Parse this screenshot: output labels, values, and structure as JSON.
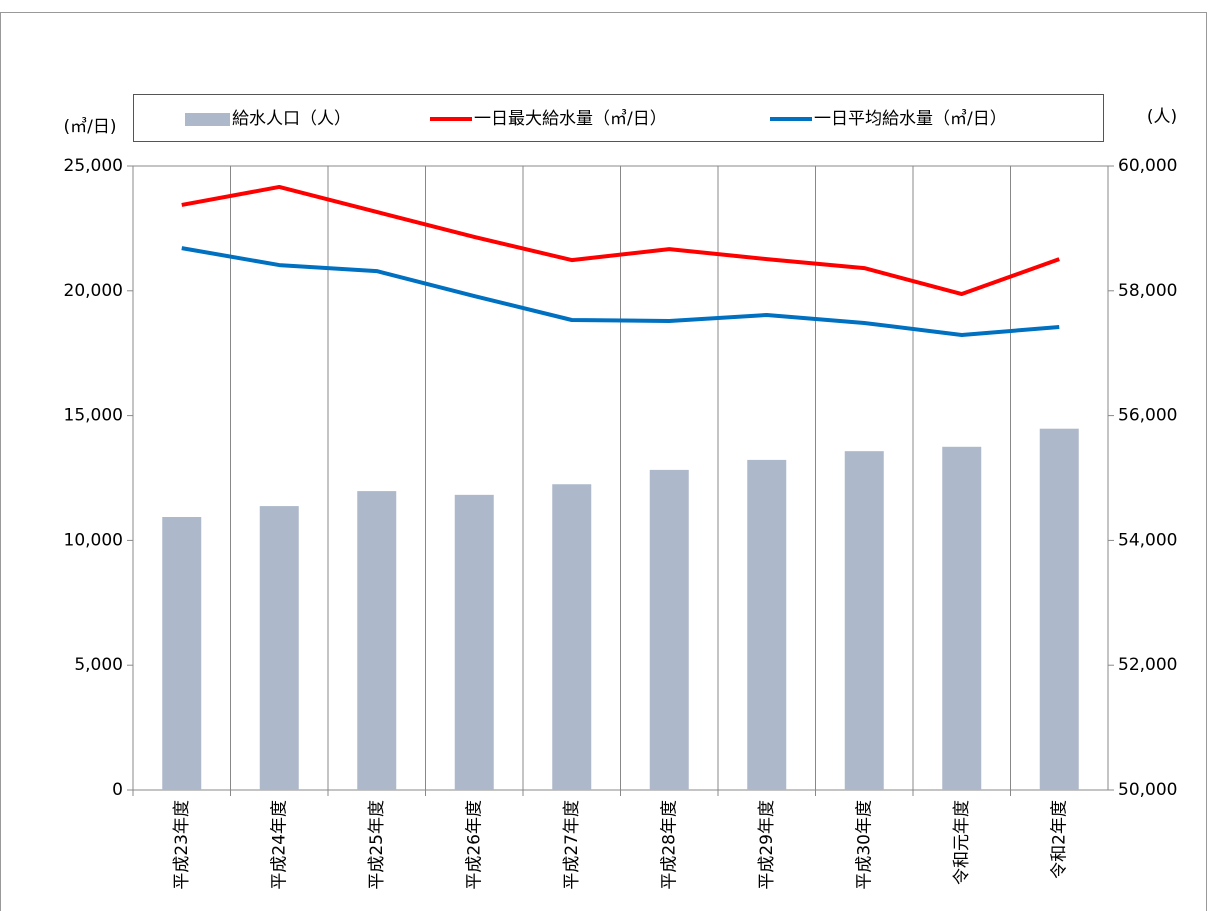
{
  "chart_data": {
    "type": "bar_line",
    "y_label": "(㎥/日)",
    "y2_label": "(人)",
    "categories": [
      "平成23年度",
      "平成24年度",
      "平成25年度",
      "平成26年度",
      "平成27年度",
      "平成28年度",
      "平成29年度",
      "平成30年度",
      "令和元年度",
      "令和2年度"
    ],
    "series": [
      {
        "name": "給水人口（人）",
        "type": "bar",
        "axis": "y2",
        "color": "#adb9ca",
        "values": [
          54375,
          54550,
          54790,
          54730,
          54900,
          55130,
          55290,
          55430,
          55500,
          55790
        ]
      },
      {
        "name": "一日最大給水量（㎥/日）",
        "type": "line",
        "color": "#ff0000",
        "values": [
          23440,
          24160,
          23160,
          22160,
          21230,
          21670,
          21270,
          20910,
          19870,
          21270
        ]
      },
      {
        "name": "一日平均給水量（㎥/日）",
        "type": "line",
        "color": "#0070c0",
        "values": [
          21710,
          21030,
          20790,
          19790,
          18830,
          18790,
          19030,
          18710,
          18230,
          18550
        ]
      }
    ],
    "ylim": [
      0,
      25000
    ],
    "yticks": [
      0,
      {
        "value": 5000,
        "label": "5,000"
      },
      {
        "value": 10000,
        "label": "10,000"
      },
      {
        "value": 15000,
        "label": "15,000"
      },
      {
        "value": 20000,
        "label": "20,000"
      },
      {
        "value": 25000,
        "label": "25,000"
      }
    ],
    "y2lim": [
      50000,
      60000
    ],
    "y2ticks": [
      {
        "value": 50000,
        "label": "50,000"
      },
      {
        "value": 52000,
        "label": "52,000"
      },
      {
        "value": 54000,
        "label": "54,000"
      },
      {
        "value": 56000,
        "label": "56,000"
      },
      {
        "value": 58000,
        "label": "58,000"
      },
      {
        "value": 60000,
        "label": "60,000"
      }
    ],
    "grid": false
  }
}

********************

Pick out every line above that contains the word "name" and copy it.

▶ _Output_:
        "name": "給水人口（人）",
        "name": "一日最大給水量（㎥/日）",
        "name": "一日平均給水量（㎥/日）",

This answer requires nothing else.